Return all lines in the material below that contain "科学的治理方法".

### TASK INPUT
┌────────
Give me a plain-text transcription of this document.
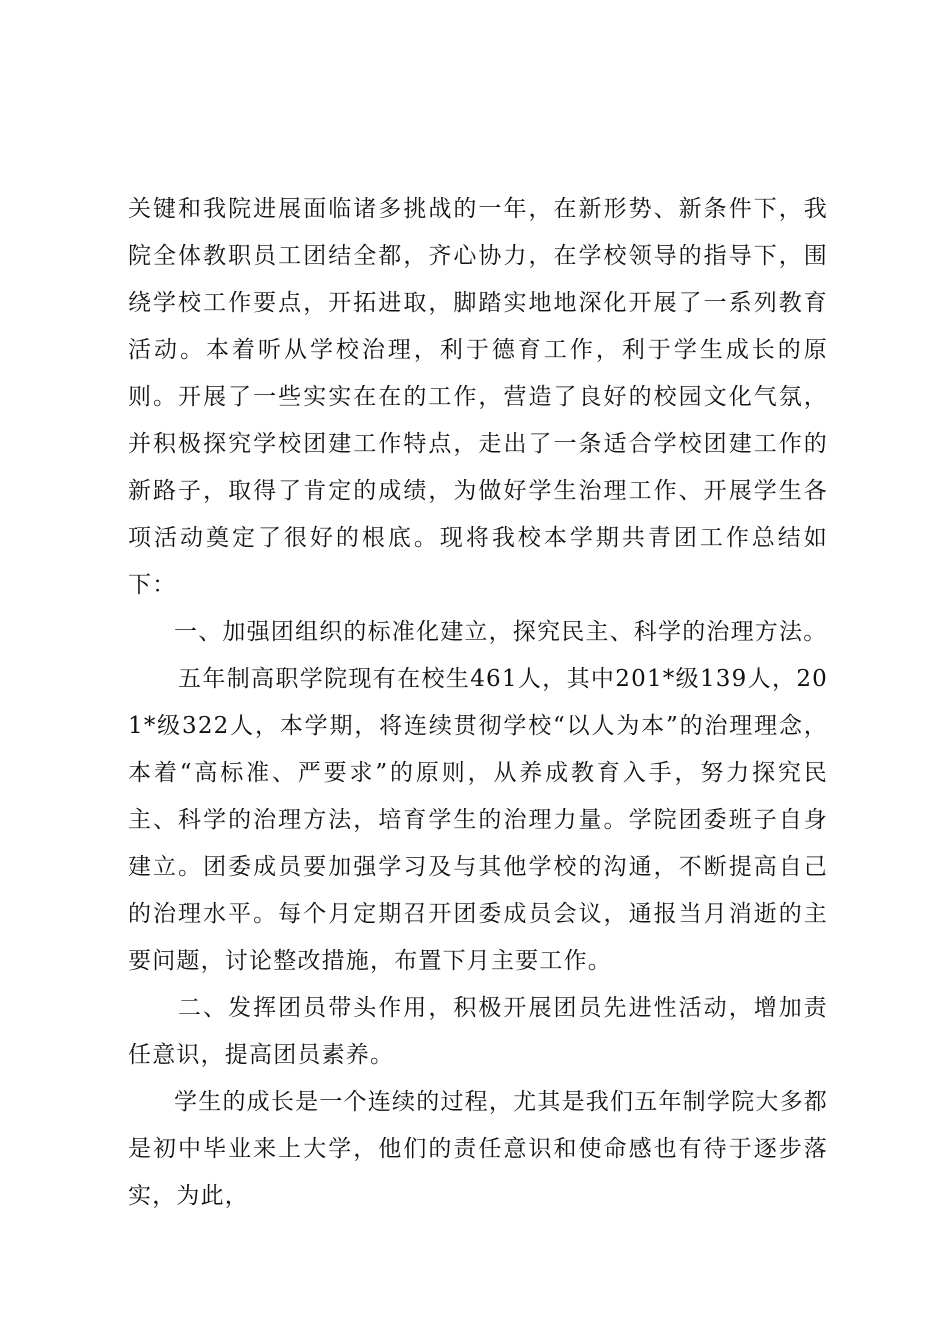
关键和我院进展面临诸多挑战的一年，在新形势、新条件下，我院全体教职员工团结全都，齐心协力，在学校领导的指导下，围绕学校工作要点，开拓进取，脚踏实地地深化开展了一系列教育活动。本着听从学校治理，利于德育工作，利于学生成长的原则。开展了一些实实在在的工作，营造了良好的校园文化气氛，并积极探究学校团建工作特点，走出了一条适合学校团建工作的新路子，取得了肯定的成绩，为做好学生治理工作、开展学生各项活动奠定了很好的根底。现将我校本学期共青团工作总结如下：

一、加强团组织的标准化建立，探究民主、科学的治理方法。

五年制高职学院现有在校生461人，其中201*级139人，201*级322人，本学期，将连续贯彻学校“以人为本”的治理理念，本着“高标准、严要求”的原则，从养成教育入手，努力探究民主、科学的治理方法，培育学生的治理力量。学院团委班子自身建立。团委成员要加强学习及与其他学校的沟通，不断提高自己的治理水平。每个月定期召开团委成员会议，通报当月消逝的主要问题，讨论整改措施，布置下月主要工作。

二、发挥团员带头作用，积极开展团员先进性活动，增加责任意识，提高团员素养。

学生的成长是一个连续的过程，尤其是我们五年制学院大多都是初中毕业来上大学，他们的责任意识和使命感也有待于逐步落实，为此，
└────────
### ANSWER TO THE TASK
一、加强团组织的标准化建立，探究民主、科学的治理方法。
五年制高职学院现有在校生461人，其中201*级139人，201*级322人，本学期，将连续贯彻学校“以人为本”的治理理念，本着“高标准、严要求”的原则，从养成教育入手，努力探究民主、科学的治理方法，培育学生的治理力量。学院团委班子自身建立。团委成员要加强学习及与其他学校的沟通，不断提高自己的治理水平。每个月定期召开团委成员会议，通报当月消逝的主要问题，讨论整改措施，布置下月主要工作。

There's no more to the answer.